_Your instructions_
Count only the lines of the records that hold "DPPU", then give the number without any other words.

Lines of data
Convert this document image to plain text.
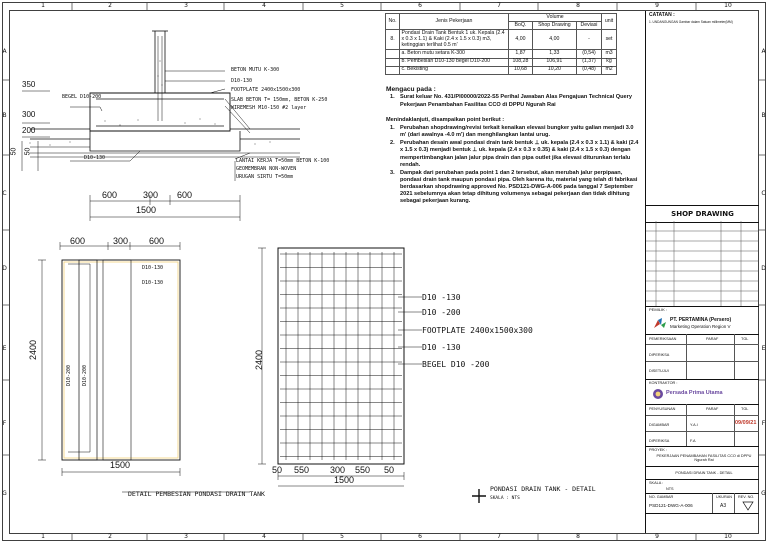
1	2	3	4	5	6	7	8	9	10
1	2	3	4	5	6	7	8	9	10
A
B
C
D
E
F
G
A
B
C
D
E
F
G
BETON MUTU K-300
D10-130
FOOTPLATE 2400x1500x300
SLAB BETON T= 150mm, BETON K-250
WIREMESH M10-150 #2 layer
BEGEL D10-200
D10-130	LANTAI KERJA T=50mm BETON K-100
GEOMEMBRAN NON-WOVEN
URUGAN SIRTU T=50mm
350
300
200
50 50
600	300 600
1500
600	300 600
2400
1500
D10-130
D10-130
D10-200 D10-200
DETAIL PEMBESIAN PONDASI DRAIN TANK
2400
50 550 300 550 50
1500
D10 -130
D10 -200
FOOTPLATE 2400x1500x300
D10 -130
BEGEL D10 -200
PONDASI DRAIN TANK - DETAIL
SKALA : NTS
No.	Jenis Pekerjaan	Volume			unit
		BoQ.	Shop Drawing	Deviasi	
8.	Pondasi Drain Tank Bentuk 1 uk. Kepala (2.4 x 0.3 x 1.1) & Kaki (2.4 x 1.5 x 0.3) m3, ketinggian terlihat 0.5 m'	4,00	4,00	-	set
	a. Beton mutu setara K-300	1,87	1,33	(0,54)	m3
	b. Pembesian D10-130 begel D10-200	108,28	106,91	(1,37)	kg
	c. Bekisting	10,68	10,20	(0,48)	m2
Mengacu pada :
1. Surat keluar No. 431/PI00000/2022-S5 Perihal Jawaban Alas Pengajuan Technical Query Pekerjaan Penambahan Fasilitas CCO di DPPU Ngurah Rai
Menindaklanjuti, disampaikan point berikut :
1. Perubahan shopdrawing/revisi terkait kenaikan elevasi bungker yaitu galian menjadi 3.0 m' (dari awalnya -4.0 m') dan menghilangkan lantai urug.
2. Perubahan desain awal pondasi drain tank bentuk ⊥ uk. kepala (2.4 x 0.3 x 1.1) & kaki (2.4 x 1.5 x 0.3) menjadi bentuk ⊥ uk. kepala (2.4 x 0.3 x 0.35) & kaki (2.4 x 1.5 x 0.3) dengan mempertimbangkan jalan jalur pipa drain dan pipa outlet jika elevasi diturunkan terlalu rendah.
3. Dampak dari perubahan pada point 1 dan 2 tersebut, akan merubah jalur perpipaan, pondasi drain tank maupun pondasi pipa. Oleh karena itu, material yang telah di fabrikasi berdasarkan shopdrawing approved No. PSD121-DWG-A-006 pada tanggal 7 September 2021 sebelumnya akan tetap dihitung volumenya sebagai pekerjaan dan tidak dihitung sebagai pekerjaan kurang.
CATATAN :
1. UNDANGUNGAN Gambar dalam Satuan millimeter(MM)
SHOP DRAWING
PEMILIK :
PT. PERTAMINA (Persero)
Marketing Operation Region V
PEMERIKSAAN	PARAF	TGL
DIPERIKSA
DISETUJUI
KONTRAKTOR :
Persada Prima Utama
PENYUSUNAN	PARAF	TGL
DIGAMBAR	Y.A.I	09/09/21
DIPERIKSA	F.A
PROYEK :
PEKERJAAN PENAMBAHAN FASILITAS CCO di DPPU Ngurah Rai
PONDASI DRAIN TANK - DETAIL
SKALA :
NTS
NO. GAMBAR
PSD121-DWG-A-006
UKURAN
A3
REV. NO.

_Result for this task_
2